Your objective:
Each entry that follows must be output without any deviation.

Data shown:
<<<<

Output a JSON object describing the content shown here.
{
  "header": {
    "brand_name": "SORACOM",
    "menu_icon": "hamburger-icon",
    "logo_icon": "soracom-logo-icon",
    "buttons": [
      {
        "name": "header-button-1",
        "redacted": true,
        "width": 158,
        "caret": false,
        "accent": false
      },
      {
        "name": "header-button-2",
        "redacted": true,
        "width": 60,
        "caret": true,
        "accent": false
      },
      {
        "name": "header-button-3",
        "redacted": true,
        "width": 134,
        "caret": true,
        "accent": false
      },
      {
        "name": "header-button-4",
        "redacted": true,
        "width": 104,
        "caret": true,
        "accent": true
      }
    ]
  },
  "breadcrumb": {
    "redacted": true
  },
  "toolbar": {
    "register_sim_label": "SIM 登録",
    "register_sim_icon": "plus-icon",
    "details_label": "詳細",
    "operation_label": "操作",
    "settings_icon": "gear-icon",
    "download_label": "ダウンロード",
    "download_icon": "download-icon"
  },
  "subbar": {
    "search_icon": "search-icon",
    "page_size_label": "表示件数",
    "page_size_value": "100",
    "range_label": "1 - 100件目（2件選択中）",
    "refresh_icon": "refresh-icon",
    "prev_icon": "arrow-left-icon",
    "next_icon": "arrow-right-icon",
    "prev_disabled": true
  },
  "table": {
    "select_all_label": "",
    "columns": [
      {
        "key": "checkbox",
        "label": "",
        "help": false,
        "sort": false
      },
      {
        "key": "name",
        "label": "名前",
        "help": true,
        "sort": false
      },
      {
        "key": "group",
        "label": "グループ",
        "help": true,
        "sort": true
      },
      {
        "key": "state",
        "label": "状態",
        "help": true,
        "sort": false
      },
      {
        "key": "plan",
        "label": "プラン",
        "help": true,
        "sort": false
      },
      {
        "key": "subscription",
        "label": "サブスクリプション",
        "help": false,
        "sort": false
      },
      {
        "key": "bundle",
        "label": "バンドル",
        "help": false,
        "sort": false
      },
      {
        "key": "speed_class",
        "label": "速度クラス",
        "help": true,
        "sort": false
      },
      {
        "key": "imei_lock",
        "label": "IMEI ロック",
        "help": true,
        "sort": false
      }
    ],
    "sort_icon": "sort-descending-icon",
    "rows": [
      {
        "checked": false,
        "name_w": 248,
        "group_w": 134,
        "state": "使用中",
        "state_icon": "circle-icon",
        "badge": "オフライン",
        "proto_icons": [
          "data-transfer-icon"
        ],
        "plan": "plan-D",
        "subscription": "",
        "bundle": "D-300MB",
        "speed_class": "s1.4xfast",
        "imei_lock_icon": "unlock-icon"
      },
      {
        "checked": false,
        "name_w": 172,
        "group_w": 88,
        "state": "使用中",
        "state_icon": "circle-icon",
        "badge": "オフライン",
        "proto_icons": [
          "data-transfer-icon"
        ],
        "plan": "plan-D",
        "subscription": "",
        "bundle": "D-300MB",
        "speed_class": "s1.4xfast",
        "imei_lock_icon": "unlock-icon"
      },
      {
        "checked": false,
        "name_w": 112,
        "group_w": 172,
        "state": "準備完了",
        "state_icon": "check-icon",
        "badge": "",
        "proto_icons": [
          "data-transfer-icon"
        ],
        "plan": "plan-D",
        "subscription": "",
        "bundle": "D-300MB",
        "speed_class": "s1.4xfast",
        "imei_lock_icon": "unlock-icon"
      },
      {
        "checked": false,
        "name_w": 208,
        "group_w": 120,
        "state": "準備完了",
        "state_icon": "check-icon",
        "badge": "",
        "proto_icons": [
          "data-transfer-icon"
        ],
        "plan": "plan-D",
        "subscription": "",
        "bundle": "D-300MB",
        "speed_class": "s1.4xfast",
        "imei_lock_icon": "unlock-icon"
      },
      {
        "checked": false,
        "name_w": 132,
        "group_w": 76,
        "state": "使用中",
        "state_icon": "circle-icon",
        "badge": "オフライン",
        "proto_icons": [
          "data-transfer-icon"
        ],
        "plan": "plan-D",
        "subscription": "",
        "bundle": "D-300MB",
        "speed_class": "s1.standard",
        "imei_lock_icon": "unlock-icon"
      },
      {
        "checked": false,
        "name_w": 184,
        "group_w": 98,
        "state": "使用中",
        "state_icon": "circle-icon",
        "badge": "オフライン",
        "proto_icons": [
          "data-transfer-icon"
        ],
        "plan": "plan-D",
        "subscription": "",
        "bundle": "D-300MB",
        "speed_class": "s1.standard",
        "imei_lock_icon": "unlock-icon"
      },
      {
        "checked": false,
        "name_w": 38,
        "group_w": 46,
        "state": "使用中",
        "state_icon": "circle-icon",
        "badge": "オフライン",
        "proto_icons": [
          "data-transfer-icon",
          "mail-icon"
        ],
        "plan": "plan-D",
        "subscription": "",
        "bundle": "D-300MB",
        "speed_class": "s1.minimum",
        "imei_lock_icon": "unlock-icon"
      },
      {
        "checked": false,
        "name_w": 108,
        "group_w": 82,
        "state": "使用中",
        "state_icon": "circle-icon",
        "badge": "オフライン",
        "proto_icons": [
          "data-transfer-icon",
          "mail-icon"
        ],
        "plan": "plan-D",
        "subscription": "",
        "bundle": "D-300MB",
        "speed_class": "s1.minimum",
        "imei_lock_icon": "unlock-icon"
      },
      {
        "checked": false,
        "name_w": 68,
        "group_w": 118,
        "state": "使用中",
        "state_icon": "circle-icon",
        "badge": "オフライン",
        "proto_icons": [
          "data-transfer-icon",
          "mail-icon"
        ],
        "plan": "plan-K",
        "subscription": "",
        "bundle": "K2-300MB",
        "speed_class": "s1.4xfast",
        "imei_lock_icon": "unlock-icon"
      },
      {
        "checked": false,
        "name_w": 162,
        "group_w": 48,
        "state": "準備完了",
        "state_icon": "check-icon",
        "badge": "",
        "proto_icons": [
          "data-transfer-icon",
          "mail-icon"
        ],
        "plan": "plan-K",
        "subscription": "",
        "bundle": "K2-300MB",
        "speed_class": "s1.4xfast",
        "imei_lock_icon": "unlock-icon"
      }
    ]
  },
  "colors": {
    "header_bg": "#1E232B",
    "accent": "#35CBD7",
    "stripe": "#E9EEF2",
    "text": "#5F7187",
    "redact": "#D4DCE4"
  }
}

>>>>

Exercise output:
Output a JSON object describing the content shown here.
{
  "header": {
    "brand_name": "SORACOM",
    "menu_icon": "hamburger-icon",
    "logo_icon": "soracom-logo-icon",
    "buttons": [
      {
        "name": "header-button-1",
        "redacted": true,
        "width": 158,
        "caret": false,
        "accent": false
      },
      {
        "name": "header-button-2",
        "redacted": true,
        "width": 60,
        "caret": true,
        "accent": false
      },
      {
        "name": "header-button-3",
        "redacted": true,
        "width": 134,
        "caret": true,
        "accent": false
      },
      {
        "name": "header-button-4",
        "redacted": true,
        "width": 104,
        "caret": true,
        "accent": true
      }
    ]
  },
  "breadcrumb": {
    "redacted": true
  },
  "toolbar": {
    "register_sim_label": "SIM 登録",
    "register_sim_icon": "plus-icon",
    "details_label": "詳細",
    "operation_label": "操作",
    "settings_icon": "gear-icon",
    "download_label": "ダウンロード",
    "download_icon": "download-icon"
  },
  "subbar": {
    "search_icon": "search-icon",
    "page_size_label": "表示件数",
    "page_size_value": "100",
    "range_label": "1 - 100件目（2件選択中）",
    "refresh_icon": "refresh-icon",
    "prev_icon": "arrow-left-icon",
    "next_icon": "arrow-right-icon",
    "prev_disabled": true
  },
  "table": {
    "select_all_label": "",
    "columns": [
      {
        "key": "checkbox",
        "label": "",
        "help": false,
        "sort": false
      },
      {
        "key": "name",
        "label": "名前",
        "help": true,
        "sort": false
      },
      {
        "key": "group",
        "label": "グループ",
        "help": true,
        "sort": true
      },
      {
        "key": "state",
        "label": "状態",
        "help": true,
        "sort": false
      },
      {
        "key": "plan",
        "label": "プラン",
        "help": true,
        "sort": false
      },
      {
        "key": "subscription",
        "label": "サブスクリプション",
        "help": false,
        "sort": false
      },
      {
        "key": "bundle",
        "label": "バンドル",
        "help": false,
        "sort": false
      },
      {
        "key": "speed_class",
        "label": "速度クラス",
        "help": true,
        "sort": false
      },
      {
        "key": "imei_lock",
        "label": "IMEI ロック",
        "help": true,
        "sort": false
      }
    ],
    "sort_icon": "sort-descending-icon",
    "rows": [
      {
        "checked": false,
        "name_w": 248,
        "group_w": 134,
        "state": "使用中",
        "state_icon": "circle-icon",
        "badge": "オフライン",
        "proto_icons": [
          "data-transfer-icon"
        ],
        "plan": "plan-D",
        "subscription": "",
        "bundle": "D-300MB",
        "speed_class": "s1.4xfast",
        "imei_lock_icon": "unlock-icon"
      },
      {
        "checked": false,
        "name_w": 172,
        "group_w": 88,
        "state": "使用中",
        "state_icon": "circle-icon",
        "badge": "オフライン",
        "proto_icons": [
          "data-transfer-icon"
        ],
        "plan": "plan-D",
        "subscription": "",
        "bundle": "D-300MB",
        "speed_class": "s1.4xfast",
        "imei_lock_icon": "unlock-icon"
      },
      {
        "checked": false,
        "name_w": 112,
        "group_w": 172,
        "state": "準備完了",
        "state_icon": "check-icon",
        "badge": "",
        "proto_icons": [
          "data-transfer-icon"
        ],
        "plan": "plan-D",
        "subscription": "",
        "bundle": "D-300MB",
        "speed_class": "s1.4xfast",
        "imei_lock_icon": "unlock-icon"
      },
      {
        "checked": false,
        "name_w": 208,
        "group_w": 120,
        "state": "準備完了",
        "state_icon": "check-icon",
        "badge": "",
        "proto_icons": [
          "data-transfer-icon"
        ],
        "plan": "plan-D",
        "subscription": "",
        "bundle": "D-300MB",
        "speed_class": "s1.4xfast",
        "imei_lock_icon": "unlock-icon"
      },
      {
        "checked": false,
        "name_w": 132,
        "group_w": 76,
        "state": "使用中",
        "state_icon": "circle-icon",
        "badge": "オフライン",
        "proto_icons": [
          "data-transfer-icon"
        ],
        "plan": "plan-D",
        "subscription": "",
        "bundle": "D-300MB",
        "speed_class": "s1.standard",
        "imei_lock_icon": "unlock-icon"
      },
      {
        "checked": false,
        "name_w": 184,
        "group_w": 98,
        "state": "使用中",
        "state_icon": "circle-icon",
        "badge": "オフライン",
        "proto_icons": [
          "data-transfer-icon"
        ],
        "plan": "plan-D",
        "subscription": "",
        "bundle": "D-300MB",
        "speed_class": "s1.standard",
        "imei_lock_icon": "unlock-icon"
      },
      {
        "checked": false,
        "name_w": 38,
        "group_w": 46,
        "state": "使用中",
        "state_icon": "circle-icon",
        "badge": "オフライン",
        "proto_icons": [
          "data-transfer-icon",
          "mail-icon"
        ],
        "plan": "plan-D",
        "subscription": "",
        "bundle": "D-300MB",
        "speed_class": "s1.minimum",
        "imei_lock_icon": "unlock-icon"
      },
      {
        "checked": false,
        "name_w": 108,
        "group_w": 82,
        "state": "使用中",
        "state_icon": "circle-icon",
        "badge": "オフライン",
        "proto_icons": [
          "data-transfer-icon",
          "mail-icon"
        ],
        "plan": "plan-D",
        "subscription": "",
        "bundle": "D-300MB",
        "speed_class": "s1.minimum",
        "imei_lock_icon": "unlock-icon"
      },
      {
        "checked": false,
        "name_w": 68,
        "group_w": 118,
        "state": "使用中",
        "state_icon": "circle-icon",
        "badge": "オフライン",
        "proto_icons": [
          "data-transfer-icon",
          "mail-icon"
        ],
        "plan": "plan-K",
        "subscription": "",
        "bundle": "K2-300MB",
        "speed_class": "s1.4xfast",
        "imei_lock_icon": "unlock-icon"
      },
      {
        "checked": false,
        "name_w": 162,
        "group_w": 48,
        "state": "準備完了",
        "state_icon": "check-icon",
        "badge": "",
        "proto_icons": [
          "data-transfer-icon",
          "mail-icon"
        ],
        "plan": "plan-K",
        "subscription": "",
        "bundle": "K2-300MB",
        "speed_class": "s1.4xfast",
        "imei_lock_icon": "unlock-icon"
      }
    ]
  },
  "colors": {
    "header_bg": "#1E232B",
    "accent": "#35CBD7",
    "stripe": "#E9EEF2",
    "text": "#5F7187",
    "redact": "#D4DCE4"
  }
}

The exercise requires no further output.